Your task:
Write out every line of the material as it stands, apart from the pictures.

Entries from a visual dataset:
────────────────

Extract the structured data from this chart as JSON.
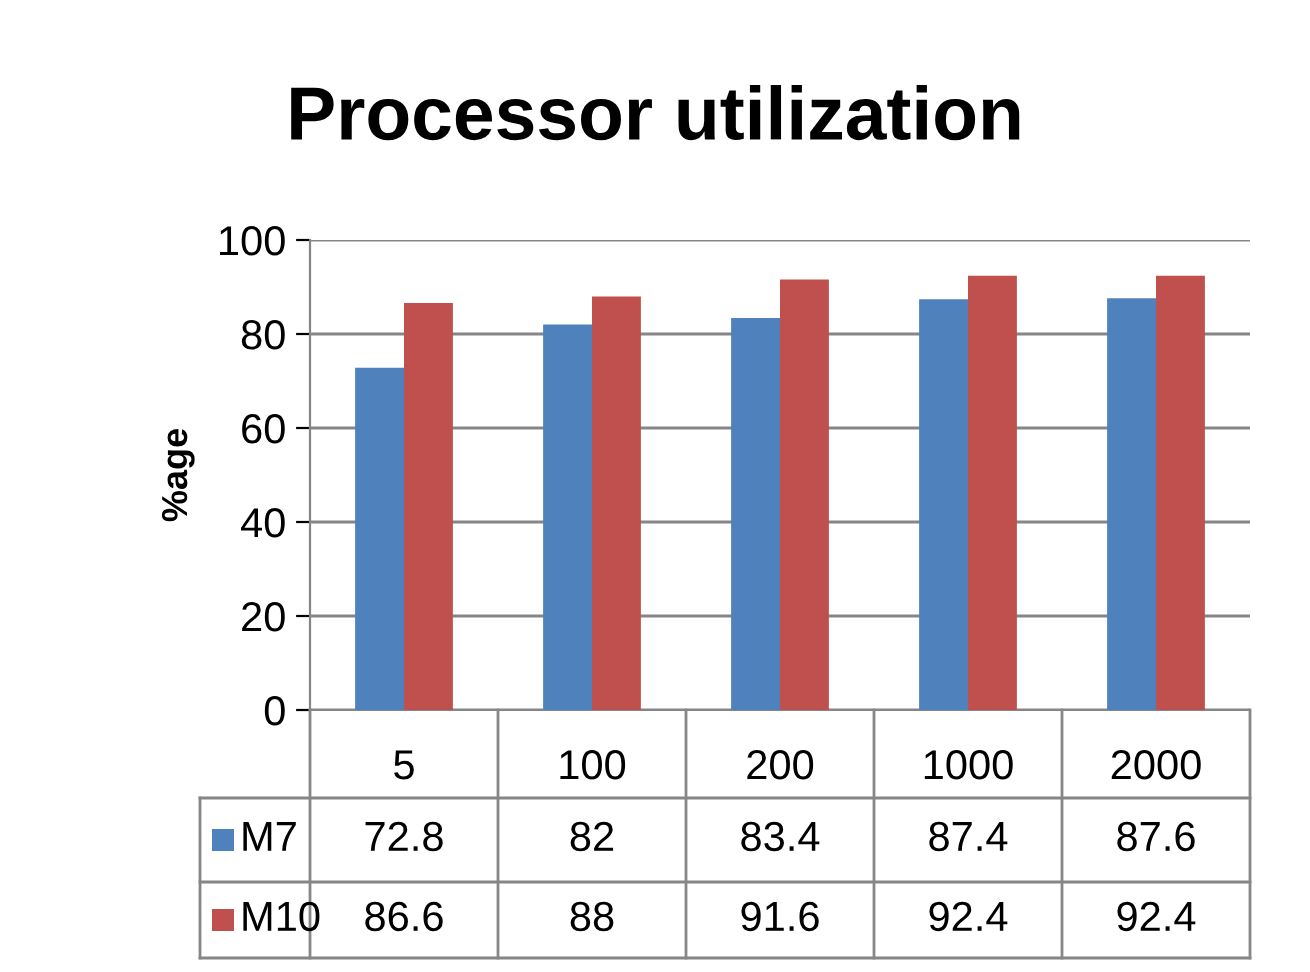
{
  "chart_data": {
    "type": "bar",
    "title": "Processor utilization",
    "ylabel": "%age",
    "categories": [
      "5",
      "100",
      "200",
      "1000",
      "2000"
    ],
    "series": [
      {
        "name": "M7",
        "color": "#4f81bd",
        "values": [
          72.8,
          82,
          83.4,
          87.4,
          87.6
        ]
      },
      {
        "name": "M10",
        "color": "#c0504d",
        "values": [
          86.6,
          88,
          91.6,
          92.4,
          92.4
        ]
      }
    ],
    "ylim": [
      0,
      100
    ],
    "yticks": [
      0,
      20,
      40,
      60,
      80,
      100
    ],
    "grid": "y",
    "legend": "bottom",
    "data_labels": true
  }
}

────────────────

Response to this task:
Extract the structured data from this chart as JSON.
{
  "chart_data": {
    "type": "bar",
    "title": "Processor utilization",
    "ylabel": "%age",
    "categories": [
      "5",
      "100",
      "200",
      "1000",
      "2000"
    ],
    "series": [
      {
        "name": "M7",
        "color": "#4f81bd",
        "values": [
          72.8,
          82,
          83.4,
          87.4,
          87.6
        ]
      },
      {
        "name": "M10",
        "color": "#c0504d",
        "values": [
          86.6,
          88,
          91.6,
          92.4,
          92.4
        ]
      }
    ],
    "ylim": [
      0,
      100
    ],
    "yticks": [
      0,
      20,
      40,
      60,
      80,
      100
    ],
    "grid": "y",
    "legend": "bottom",
    "data_labels": true
  }
}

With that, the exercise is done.